■ **Records to use**
((

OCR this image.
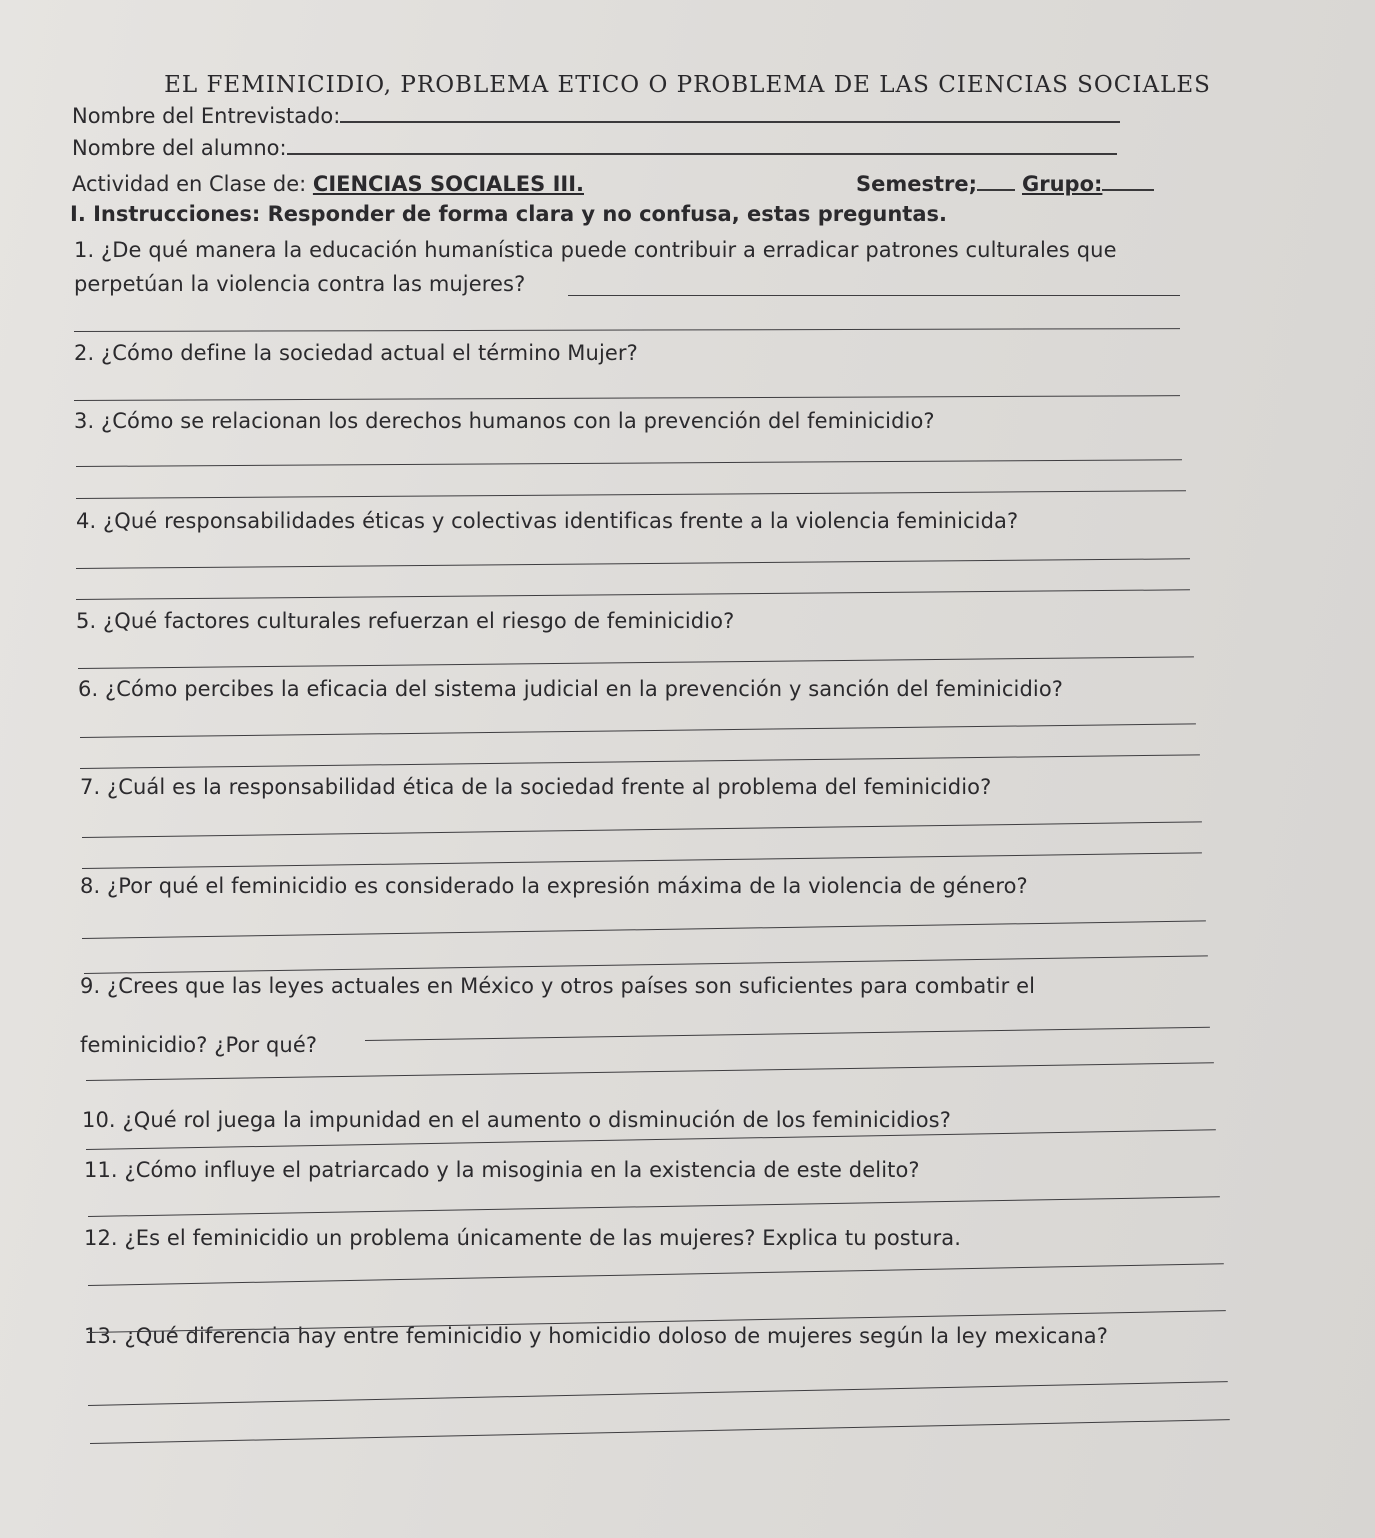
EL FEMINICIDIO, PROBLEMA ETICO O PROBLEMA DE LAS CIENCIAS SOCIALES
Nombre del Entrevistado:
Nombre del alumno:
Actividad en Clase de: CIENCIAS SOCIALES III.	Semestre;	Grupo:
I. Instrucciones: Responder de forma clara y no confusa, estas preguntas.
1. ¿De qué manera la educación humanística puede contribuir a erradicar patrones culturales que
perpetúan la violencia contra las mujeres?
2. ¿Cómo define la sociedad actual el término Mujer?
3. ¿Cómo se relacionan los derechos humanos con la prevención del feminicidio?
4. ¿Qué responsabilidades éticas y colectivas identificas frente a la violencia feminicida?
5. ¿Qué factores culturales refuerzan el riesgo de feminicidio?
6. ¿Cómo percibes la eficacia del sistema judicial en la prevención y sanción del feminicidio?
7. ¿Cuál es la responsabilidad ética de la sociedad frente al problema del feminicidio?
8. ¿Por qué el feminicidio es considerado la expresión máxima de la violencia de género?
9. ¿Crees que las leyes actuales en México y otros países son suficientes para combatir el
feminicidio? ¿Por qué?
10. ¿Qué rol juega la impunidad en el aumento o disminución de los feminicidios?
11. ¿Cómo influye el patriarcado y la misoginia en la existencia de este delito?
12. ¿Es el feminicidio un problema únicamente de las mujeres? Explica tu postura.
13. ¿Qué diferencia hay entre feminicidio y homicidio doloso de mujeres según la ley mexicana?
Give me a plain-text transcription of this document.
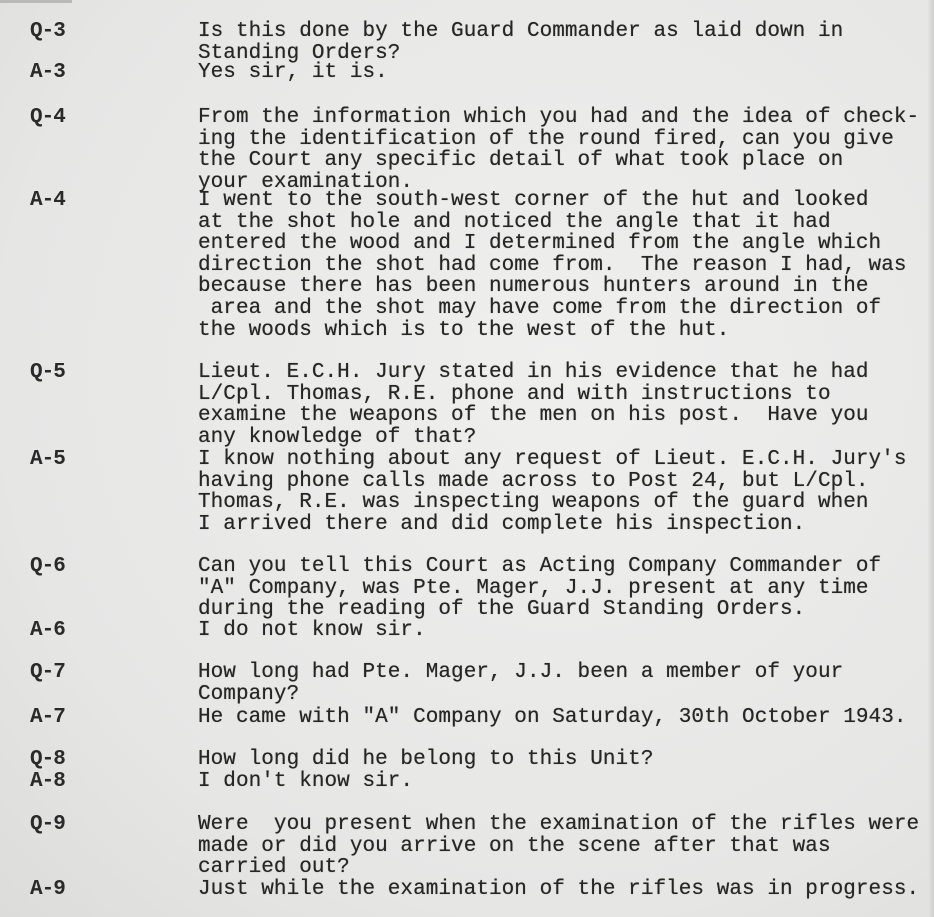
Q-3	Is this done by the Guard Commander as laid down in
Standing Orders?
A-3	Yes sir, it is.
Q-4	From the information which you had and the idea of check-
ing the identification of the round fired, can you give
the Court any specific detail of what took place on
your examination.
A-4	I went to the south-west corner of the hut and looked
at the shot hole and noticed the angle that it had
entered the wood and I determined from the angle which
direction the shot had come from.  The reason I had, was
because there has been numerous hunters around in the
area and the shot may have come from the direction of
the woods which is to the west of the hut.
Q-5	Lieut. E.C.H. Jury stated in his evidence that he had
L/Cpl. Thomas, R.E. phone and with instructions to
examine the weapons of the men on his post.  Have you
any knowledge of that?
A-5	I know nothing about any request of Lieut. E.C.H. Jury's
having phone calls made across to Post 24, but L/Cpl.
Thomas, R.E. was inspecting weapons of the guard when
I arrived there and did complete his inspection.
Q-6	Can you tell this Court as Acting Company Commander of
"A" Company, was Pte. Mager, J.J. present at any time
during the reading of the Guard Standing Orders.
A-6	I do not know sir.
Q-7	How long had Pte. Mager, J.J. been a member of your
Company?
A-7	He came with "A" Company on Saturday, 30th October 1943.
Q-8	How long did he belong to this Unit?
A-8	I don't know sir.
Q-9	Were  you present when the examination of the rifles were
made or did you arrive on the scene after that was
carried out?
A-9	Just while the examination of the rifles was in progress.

))
((

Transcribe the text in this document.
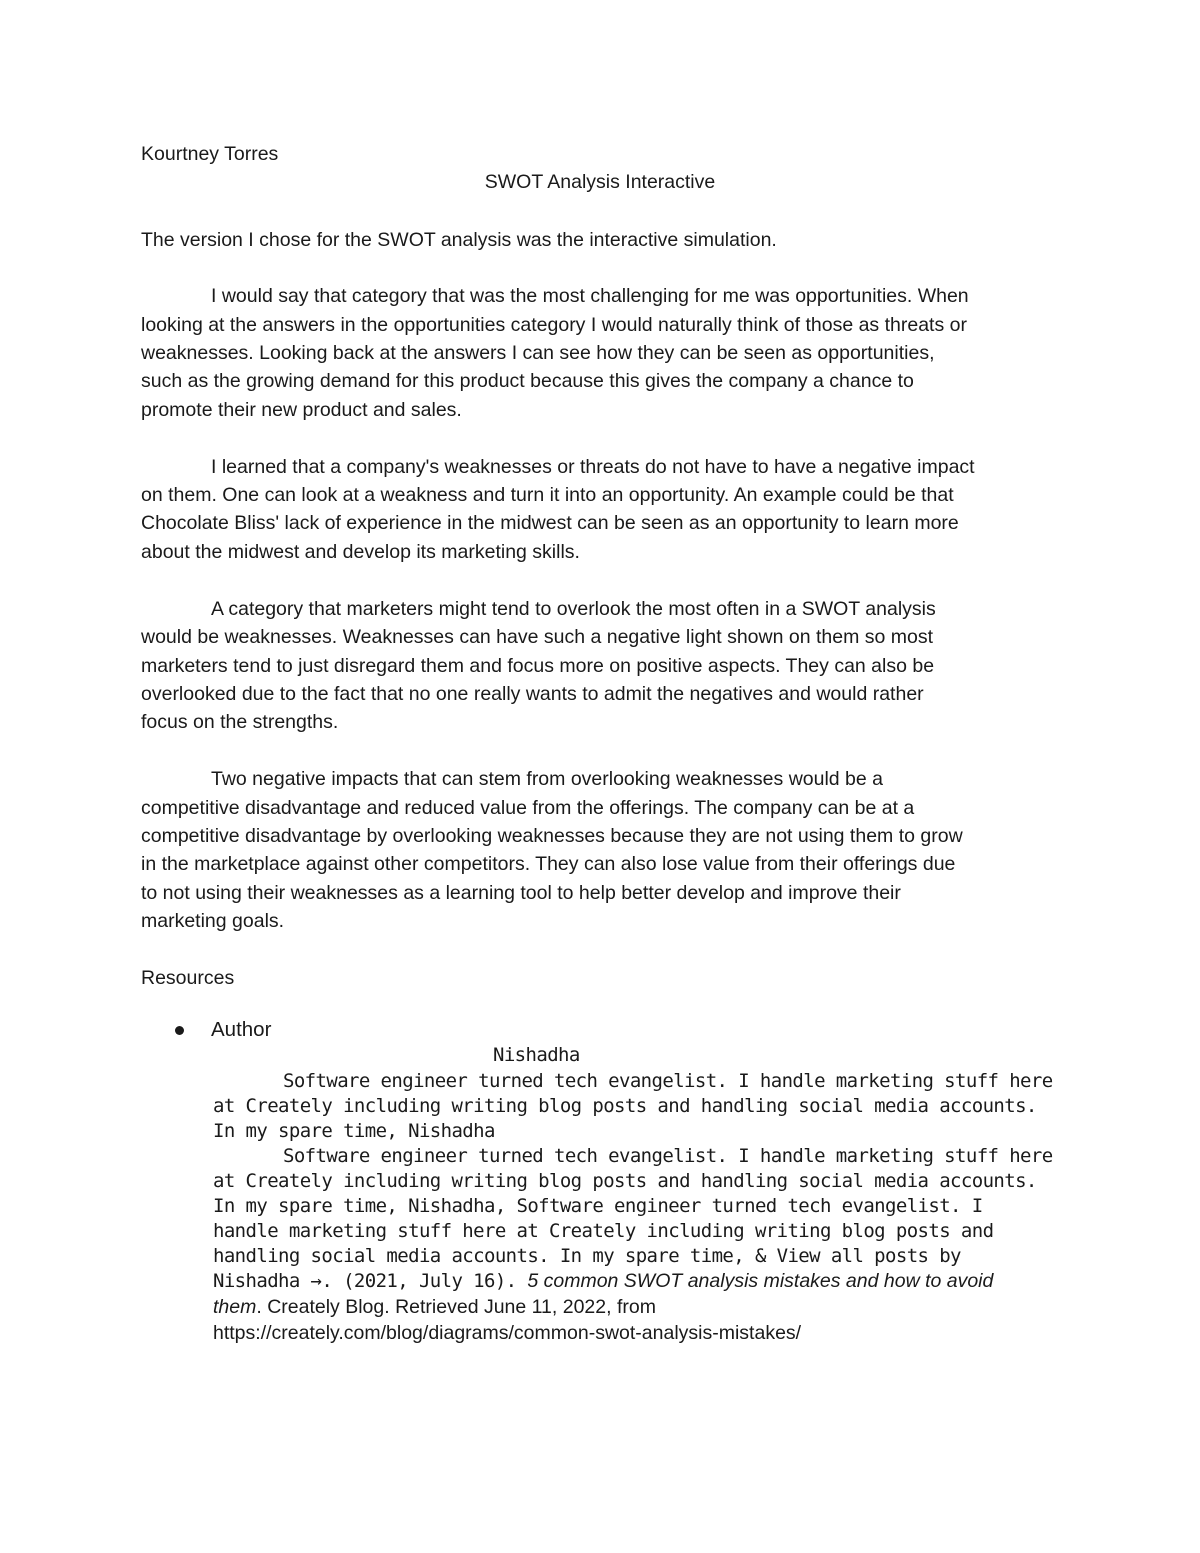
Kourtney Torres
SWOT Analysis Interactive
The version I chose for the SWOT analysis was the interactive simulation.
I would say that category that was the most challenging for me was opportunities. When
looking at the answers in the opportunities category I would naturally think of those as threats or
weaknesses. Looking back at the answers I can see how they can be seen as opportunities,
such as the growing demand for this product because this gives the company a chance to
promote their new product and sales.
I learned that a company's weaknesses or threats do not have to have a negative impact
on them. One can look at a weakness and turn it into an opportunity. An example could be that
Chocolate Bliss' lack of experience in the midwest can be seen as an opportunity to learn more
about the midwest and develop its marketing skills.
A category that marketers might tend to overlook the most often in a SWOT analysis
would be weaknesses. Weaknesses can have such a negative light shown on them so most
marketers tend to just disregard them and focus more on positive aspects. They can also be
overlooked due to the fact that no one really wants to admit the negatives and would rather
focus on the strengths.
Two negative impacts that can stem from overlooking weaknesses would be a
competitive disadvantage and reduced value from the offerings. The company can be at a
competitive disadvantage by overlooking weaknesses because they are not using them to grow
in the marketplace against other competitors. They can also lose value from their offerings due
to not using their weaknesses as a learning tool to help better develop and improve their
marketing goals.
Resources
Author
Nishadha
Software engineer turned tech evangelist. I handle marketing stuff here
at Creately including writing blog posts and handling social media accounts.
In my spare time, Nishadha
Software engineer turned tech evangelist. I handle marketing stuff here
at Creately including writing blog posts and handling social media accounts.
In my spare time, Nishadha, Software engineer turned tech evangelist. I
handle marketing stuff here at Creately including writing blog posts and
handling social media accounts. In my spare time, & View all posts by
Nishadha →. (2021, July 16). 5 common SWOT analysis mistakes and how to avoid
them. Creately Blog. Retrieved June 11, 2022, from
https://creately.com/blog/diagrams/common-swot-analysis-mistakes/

))
((

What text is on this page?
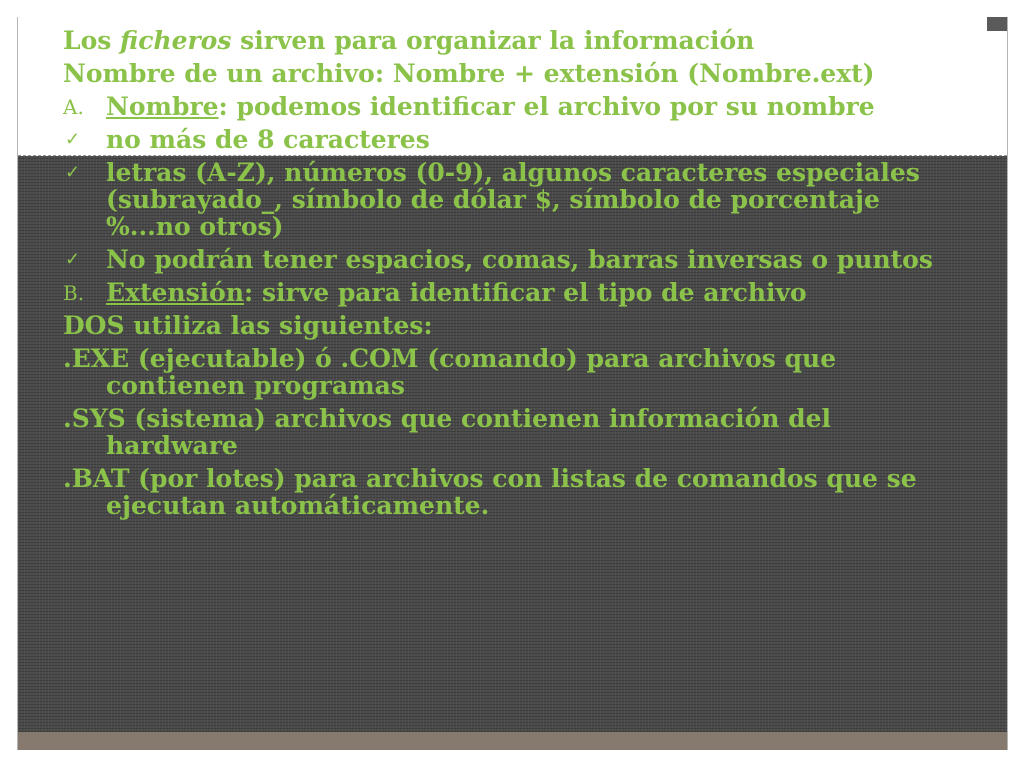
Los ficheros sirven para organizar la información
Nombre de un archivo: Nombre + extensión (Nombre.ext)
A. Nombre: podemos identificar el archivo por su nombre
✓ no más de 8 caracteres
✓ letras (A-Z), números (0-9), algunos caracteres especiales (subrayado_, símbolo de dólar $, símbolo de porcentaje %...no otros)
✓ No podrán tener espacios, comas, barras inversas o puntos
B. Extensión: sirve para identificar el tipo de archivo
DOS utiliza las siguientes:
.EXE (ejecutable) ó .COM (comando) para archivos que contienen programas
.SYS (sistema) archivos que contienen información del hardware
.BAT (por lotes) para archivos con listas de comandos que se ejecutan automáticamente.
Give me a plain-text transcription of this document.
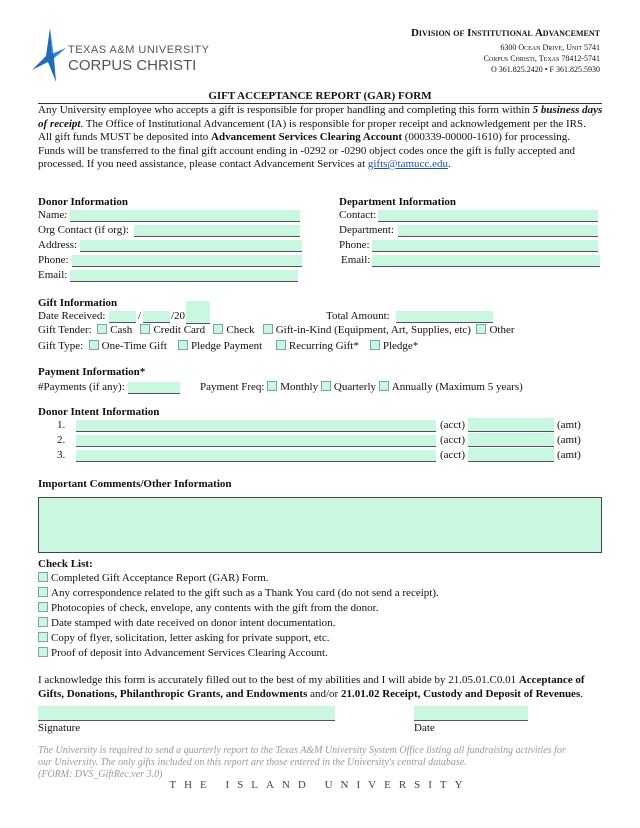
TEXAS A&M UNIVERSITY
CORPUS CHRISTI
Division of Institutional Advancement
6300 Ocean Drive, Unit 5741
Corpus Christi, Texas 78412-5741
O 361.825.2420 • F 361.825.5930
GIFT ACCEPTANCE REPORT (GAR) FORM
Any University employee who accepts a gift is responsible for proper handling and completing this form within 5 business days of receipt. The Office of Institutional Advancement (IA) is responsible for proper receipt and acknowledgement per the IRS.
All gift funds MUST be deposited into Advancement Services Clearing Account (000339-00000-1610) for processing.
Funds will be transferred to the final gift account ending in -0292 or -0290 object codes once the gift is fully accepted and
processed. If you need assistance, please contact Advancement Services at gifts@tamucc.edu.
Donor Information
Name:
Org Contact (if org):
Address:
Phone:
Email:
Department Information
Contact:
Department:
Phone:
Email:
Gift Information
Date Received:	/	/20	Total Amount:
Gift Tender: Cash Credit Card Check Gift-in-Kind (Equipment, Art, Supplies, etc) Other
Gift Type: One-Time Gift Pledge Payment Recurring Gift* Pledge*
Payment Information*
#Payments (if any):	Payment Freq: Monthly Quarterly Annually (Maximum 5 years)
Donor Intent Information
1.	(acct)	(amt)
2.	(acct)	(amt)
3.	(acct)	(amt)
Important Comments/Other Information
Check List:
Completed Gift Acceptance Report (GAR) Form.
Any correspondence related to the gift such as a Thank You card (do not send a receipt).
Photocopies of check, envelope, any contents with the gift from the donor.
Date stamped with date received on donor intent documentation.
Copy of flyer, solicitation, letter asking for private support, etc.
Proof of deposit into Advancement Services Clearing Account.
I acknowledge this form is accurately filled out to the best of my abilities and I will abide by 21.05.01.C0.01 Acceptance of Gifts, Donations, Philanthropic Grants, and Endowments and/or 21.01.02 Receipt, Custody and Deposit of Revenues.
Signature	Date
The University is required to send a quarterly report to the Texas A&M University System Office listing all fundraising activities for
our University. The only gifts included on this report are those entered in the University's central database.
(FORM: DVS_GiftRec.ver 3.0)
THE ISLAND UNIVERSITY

))

Pick out the lines that include the word "Orders" and write them out.

■ **Output of the exercise**
Standing Orders?
during the reading of the Guard Standing Orders.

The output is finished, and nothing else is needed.